> AIM OF THE EXERCISE
Starting at the beginning of the data and ending at the line that contains "247, 290, 300]", write those lines out again with "x-tick-label" renamed to "x-axis-tick" and nothing else changed.
--- Begin EXTRACTED RECORDS ---
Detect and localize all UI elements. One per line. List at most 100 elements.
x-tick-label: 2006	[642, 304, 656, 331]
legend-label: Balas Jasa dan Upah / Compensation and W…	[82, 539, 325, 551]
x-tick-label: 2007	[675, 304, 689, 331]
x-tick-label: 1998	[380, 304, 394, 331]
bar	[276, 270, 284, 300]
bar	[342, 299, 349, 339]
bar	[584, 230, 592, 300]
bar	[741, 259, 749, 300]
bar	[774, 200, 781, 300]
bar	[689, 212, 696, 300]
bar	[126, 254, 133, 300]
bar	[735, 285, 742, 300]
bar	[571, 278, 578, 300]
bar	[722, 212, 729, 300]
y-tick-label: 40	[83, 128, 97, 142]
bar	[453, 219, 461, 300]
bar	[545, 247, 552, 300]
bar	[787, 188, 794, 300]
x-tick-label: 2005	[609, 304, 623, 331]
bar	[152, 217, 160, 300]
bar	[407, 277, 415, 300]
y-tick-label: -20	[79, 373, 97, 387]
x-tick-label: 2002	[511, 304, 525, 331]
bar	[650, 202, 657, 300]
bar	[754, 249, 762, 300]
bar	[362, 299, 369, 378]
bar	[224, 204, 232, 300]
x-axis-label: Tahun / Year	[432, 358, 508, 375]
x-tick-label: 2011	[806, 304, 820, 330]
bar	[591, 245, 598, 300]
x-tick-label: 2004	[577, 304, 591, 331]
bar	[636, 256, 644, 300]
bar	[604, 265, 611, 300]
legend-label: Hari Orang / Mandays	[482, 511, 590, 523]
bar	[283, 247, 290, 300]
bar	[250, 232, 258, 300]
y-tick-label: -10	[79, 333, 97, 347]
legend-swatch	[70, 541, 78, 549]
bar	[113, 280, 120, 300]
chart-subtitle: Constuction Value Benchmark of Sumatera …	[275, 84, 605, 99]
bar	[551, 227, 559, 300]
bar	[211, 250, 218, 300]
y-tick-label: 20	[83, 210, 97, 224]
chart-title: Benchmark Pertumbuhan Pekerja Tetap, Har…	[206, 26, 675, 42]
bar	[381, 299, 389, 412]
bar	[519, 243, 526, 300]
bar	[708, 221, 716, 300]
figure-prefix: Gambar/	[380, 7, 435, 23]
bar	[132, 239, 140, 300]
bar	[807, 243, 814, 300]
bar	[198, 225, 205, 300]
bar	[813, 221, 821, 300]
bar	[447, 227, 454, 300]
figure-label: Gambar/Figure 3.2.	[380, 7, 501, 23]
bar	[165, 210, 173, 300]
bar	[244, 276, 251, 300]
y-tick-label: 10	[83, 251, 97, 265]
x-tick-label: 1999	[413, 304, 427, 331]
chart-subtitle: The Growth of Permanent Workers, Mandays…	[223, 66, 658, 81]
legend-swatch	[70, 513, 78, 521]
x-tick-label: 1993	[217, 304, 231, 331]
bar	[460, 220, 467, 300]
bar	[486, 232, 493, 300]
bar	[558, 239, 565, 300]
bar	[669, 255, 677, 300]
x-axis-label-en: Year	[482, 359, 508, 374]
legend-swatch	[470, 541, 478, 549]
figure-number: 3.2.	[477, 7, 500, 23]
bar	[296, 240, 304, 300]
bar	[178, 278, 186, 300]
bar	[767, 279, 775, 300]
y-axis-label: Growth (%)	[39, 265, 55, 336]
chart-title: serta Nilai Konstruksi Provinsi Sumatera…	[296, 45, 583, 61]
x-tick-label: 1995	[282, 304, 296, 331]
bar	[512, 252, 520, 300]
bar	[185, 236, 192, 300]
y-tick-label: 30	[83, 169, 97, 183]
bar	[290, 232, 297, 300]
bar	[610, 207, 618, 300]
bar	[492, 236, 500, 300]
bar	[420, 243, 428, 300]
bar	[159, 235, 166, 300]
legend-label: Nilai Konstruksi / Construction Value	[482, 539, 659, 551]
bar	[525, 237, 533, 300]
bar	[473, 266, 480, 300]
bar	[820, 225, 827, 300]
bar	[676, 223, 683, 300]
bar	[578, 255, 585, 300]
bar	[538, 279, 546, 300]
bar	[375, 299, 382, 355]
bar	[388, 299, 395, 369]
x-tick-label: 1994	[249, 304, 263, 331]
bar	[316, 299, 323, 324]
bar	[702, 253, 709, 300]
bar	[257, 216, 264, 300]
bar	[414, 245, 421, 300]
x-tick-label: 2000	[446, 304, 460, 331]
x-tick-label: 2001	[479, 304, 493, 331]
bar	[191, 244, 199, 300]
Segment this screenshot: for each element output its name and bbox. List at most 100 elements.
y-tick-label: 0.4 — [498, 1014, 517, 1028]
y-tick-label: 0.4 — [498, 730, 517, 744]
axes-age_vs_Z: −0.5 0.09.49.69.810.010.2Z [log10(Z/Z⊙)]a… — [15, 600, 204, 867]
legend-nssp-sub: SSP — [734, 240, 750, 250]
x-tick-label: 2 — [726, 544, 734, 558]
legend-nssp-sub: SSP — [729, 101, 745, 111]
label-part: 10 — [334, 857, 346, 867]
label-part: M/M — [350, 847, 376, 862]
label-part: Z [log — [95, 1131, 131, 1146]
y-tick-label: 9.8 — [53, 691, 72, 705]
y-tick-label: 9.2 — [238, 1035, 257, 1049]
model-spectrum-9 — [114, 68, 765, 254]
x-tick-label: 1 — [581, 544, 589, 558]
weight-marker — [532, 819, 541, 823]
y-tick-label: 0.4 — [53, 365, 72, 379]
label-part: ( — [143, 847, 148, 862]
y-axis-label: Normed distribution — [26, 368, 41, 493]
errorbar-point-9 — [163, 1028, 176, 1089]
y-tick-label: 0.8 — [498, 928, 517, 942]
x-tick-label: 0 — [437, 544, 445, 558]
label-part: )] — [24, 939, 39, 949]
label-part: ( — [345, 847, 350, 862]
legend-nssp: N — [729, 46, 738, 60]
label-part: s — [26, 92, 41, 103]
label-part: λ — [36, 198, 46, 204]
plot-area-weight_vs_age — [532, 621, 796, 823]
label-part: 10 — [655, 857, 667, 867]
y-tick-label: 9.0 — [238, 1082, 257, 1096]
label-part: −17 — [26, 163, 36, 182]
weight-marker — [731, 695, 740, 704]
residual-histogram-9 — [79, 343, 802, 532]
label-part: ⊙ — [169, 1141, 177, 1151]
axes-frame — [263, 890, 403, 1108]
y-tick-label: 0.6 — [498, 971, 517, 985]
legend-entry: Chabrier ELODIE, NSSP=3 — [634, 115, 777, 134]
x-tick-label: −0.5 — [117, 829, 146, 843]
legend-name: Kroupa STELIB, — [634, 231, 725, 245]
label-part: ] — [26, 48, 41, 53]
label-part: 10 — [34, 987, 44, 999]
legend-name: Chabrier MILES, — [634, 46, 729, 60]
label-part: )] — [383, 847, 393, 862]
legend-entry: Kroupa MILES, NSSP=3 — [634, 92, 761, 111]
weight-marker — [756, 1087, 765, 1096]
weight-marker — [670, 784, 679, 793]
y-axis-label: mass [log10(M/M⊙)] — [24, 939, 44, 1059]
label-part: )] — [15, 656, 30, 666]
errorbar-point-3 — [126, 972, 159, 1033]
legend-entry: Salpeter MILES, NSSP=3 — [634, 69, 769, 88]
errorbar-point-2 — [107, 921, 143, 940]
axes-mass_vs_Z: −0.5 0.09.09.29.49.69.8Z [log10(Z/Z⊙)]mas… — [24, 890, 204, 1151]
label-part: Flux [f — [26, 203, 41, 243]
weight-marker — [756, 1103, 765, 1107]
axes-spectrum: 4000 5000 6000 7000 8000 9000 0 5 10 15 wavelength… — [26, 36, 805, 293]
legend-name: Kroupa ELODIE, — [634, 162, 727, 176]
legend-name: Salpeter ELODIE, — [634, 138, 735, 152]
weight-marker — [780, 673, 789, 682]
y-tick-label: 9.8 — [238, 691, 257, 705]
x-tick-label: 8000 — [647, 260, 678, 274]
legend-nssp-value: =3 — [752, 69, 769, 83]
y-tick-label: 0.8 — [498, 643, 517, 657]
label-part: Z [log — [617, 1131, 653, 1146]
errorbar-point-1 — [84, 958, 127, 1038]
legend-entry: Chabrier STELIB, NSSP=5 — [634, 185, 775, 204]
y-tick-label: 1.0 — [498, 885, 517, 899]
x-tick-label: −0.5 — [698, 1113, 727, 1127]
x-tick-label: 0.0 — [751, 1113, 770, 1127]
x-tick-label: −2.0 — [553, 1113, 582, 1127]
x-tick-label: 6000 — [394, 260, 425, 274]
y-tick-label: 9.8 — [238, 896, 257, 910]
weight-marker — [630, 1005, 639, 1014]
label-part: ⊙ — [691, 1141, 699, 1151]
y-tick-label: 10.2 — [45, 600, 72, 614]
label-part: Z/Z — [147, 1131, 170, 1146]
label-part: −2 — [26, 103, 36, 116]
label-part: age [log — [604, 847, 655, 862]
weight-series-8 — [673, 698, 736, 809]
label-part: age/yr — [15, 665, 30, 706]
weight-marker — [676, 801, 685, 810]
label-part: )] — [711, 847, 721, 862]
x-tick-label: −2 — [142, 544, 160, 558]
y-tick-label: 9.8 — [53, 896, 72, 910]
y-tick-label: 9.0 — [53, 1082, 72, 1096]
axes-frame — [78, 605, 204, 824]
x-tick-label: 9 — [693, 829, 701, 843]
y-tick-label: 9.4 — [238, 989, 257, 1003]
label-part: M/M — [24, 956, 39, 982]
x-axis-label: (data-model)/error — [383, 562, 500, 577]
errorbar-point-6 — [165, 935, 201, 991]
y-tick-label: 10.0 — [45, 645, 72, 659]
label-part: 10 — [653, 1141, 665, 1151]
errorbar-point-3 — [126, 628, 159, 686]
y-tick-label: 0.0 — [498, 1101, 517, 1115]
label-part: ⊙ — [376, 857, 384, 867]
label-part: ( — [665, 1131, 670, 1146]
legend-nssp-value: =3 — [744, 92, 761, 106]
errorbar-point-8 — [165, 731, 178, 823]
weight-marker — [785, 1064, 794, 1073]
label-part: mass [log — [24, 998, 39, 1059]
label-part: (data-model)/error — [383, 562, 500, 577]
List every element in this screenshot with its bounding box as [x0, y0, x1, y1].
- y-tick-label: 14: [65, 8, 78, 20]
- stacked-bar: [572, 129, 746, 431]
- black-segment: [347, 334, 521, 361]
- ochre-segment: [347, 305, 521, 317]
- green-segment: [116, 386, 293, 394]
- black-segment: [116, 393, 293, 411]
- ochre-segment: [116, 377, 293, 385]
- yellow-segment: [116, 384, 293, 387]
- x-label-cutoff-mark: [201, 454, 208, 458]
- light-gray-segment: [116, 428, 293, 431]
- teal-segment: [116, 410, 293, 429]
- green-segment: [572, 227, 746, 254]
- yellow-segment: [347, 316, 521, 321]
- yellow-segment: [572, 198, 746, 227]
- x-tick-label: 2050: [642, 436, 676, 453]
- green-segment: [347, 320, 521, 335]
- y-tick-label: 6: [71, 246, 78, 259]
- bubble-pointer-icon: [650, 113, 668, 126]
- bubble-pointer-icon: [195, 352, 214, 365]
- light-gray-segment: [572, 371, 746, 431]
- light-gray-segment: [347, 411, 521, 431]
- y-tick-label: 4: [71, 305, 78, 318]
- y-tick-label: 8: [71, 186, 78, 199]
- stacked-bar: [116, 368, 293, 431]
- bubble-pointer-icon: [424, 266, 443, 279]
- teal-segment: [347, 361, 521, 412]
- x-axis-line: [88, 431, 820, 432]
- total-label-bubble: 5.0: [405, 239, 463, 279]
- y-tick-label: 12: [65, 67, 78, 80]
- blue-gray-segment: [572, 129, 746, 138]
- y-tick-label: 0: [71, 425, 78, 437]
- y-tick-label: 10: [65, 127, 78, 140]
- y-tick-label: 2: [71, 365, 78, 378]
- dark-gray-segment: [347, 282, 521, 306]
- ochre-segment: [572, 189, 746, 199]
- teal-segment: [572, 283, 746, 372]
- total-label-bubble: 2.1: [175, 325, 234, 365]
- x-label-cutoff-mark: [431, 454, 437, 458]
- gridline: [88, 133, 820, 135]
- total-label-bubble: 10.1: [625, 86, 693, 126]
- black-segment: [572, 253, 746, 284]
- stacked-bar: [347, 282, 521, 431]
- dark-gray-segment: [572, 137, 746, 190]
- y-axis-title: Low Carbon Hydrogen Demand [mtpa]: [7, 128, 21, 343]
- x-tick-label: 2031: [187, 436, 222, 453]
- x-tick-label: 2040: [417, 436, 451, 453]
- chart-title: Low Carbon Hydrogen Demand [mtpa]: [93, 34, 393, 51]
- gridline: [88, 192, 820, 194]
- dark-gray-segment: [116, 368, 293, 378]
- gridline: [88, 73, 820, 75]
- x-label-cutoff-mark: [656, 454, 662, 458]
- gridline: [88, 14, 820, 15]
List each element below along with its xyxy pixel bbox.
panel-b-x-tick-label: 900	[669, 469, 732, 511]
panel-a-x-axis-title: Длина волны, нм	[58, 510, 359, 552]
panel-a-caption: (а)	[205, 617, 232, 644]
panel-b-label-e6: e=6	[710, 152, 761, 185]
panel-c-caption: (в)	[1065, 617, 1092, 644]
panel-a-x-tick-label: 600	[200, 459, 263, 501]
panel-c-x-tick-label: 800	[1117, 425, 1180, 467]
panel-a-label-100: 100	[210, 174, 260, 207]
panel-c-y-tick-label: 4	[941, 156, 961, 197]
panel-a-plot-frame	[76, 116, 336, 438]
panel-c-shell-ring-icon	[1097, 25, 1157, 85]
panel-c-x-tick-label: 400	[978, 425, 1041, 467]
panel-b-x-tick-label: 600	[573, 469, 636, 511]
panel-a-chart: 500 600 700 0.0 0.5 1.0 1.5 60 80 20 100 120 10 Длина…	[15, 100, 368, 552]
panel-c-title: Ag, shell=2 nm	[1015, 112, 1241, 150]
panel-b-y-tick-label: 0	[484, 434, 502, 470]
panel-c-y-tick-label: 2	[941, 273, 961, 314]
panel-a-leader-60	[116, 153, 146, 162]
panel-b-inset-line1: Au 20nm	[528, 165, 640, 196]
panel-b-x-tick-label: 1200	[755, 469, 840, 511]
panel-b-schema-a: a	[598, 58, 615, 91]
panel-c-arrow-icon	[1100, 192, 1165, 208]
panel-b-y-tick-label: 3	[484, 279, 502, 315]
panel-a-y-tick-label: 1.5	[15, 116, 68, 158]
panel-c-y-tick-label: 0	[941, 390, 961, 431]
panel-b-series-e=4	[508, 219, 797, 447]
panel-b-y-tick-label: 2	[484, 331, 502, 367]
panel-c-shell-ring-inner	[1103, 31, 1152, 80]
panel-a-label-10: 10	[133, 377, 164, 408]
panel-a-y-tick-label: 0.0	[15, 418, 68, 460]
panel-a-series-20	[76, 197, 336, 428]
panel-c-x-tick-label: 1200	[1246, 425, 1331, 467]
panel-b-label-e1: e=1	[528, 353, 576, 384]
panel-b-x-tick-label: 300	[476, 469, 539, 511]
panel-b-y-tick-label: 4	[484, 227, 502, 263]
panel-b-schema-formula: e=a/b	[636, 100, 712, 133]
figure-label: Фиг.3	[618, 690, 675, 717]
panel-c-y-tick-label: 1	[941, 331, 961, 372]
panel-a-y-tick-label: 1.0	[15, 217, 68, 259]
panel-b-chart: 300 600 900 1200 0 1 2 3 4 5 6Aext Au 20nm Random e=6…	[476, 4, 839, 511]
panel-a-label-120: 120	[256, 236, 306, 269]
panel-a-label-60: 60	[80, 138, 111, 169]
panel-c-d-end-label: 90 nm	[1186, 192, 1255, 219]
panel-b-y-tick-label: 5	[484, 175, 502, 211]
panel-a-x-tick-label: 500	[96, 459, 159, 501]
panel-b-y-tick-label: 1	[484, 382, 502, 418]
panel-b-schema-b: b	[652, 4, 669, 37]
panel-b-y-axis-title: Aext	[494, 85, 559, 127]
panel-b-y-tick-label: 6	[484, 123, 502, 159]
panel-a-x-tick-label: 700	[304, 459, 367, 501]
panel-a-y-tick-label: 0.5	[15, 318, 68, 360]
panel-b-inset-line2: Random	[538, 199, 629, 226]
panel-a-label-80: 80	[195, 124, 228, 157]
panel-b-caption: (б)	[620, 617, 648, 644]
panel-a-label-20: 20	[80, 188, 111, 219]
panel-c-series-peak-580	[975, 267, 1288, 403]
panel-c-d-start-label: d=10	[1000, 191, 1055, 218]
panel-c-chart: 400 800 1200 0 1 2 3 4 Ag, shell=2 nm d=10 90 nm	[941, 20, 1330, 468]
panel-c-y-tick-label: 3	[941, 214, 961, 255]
--- End EXTRACTED RECORDS ---
> WRITTEN RESPONSE
Detect and localize all UI elements. One per line. List at most 100 elements.
x-axis-tick: 2006	[642, 304, 656, 331]
legend-label: Balas Jasa dan Upah / Compensation and W…	[82, 539, 325, 551]
x-axis-tick: 2007	[675, 304, 689, 331]
x-axis-tick: 1998	[380, 304, 394, 331]
bar	[276, 270, 284, 300]
bar	[342, 299, 349, 339]
bar	[584, 230, 592, 300]
bar	[741, 259, 749, 300]
bar	[774, 200, 781, 300]
bar	[689, 212, 696, 300]
bar	[126, 254, 133, 300]
bar	[735, 285, 742, 300]
bar	[571, 278, 578, 300]
bar	[722, 212, 729, 300]
y-tick-label: 40	[83, 128, 97, 142]
bar	[453, 219, 461, 300]
bar	[545, 247, 552, 300]
bar	[787, 188, 794, 300]
x-axis-tick: 2005	[609, 304, 623, 331]
bar	[152, 217, 160, 300]
bar	[407, 277, 415, 300]
y-tick-label: -20	[79, 373, 97, 387]
x-axis-tick: 2002	[511, 304, 525, 331]
bar	[650, 202, 657, 300]
bar	[754, 249, 762, 300]
bar	[362, 299, 369, 378]
bar	[224, 204, 232, 300]
x-axis-label: Tahun / Year	[432, 358, 508, 375]
x-axis-tick: 2011	[806, 304, 820, 330]
bar	[591, 245, 598, 300]
x-axis-tick: 2004	[577, 304, 591, 331]
bar	[636, 256, 644, 300]
bar	[604, 265, 611, 300]
legend-label: Hari Orang / Mandays	[482, 511, 590, 523]
bar	[283, 247, 290, 300]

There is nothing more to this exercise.